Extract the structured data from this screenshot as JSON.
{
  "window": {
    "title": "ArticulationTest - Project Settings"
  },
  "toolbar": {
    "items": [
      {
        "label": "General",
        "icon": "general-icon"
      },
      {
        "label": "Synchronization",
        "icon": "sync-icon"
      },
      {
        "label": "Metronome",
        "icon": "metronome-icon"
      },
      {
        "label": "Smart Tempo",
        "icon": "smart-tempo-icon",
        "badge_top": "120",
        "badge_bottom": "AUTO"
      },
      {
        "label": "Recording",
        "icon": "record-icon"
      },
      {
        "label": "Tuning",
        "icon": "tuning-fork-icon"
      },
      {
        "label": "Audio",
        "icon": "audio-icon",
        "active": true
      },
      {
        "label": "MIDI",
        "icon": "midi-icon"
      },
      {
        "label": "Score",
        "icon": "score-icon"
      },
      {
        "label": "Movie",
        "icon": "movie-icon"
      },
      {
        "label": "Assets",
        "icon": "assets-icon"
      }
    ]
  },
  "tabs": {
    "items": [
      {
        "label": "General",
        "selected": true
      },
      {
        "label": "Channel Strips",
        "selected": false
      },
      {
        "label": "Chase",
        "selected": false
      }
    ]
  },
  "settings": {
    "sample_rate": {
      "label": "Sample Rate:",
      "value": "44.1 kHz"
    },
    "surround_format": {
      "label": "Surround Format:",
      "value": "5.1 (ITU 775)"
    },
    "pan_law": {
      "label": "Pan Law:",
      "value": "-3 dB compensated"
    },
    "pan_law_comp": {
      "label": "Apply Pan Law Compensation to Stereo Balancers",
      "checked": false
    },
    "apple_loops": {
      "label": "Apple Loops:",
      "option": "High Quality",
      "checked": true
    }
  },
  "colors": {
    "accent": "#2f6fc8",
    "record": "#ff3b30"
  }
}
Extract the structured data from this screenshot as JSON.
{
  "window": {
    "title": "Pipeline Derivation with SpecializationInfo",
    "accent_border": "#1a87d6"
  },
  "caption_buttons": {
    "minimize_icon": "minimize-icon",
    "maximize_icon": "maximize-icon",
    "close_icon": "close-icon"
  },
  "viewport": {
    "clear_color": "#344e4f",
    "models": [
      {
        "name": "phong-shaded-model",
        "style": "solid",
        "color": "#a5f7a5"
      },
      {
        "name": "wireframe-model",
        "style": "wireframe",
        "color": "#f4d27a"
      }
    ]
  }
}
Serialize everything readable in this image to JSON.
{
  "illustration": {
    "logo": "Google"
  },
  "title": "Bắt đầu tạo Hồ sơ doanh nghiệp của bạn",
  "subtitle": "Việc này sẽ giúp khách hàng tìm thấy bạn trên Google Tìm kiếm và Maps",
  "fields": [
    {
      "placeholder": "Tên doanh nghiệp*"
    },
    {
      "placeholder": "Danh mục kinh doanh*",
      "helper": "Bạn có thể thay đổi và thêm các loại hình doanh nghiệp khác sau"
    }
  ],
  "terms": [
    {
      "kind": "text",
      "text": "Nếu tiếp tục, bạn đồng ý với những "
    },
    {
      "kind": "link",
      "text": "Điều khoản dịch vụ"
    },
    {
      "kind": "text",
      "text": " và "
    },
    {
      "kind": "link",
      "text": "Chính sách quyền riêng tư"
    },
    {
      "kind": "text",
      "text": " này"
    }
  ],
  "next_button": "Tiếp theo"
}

##########

:: Set exercise ::
Filter the entries down to the lines containing "doanh". Copy each of those lines.

:: Solution to this problem ::
  "title": "Bắt đầu tạo Hồ sơ doanh nghiệp của bạn",
      "placeholder": "Tên doanh nghiệp*"
      "placeholder": "Danh mục kinh doanh*",
      "helper": "Bạn có thể thay đổi và thêm các loại hình doanh nghiệp khác sau"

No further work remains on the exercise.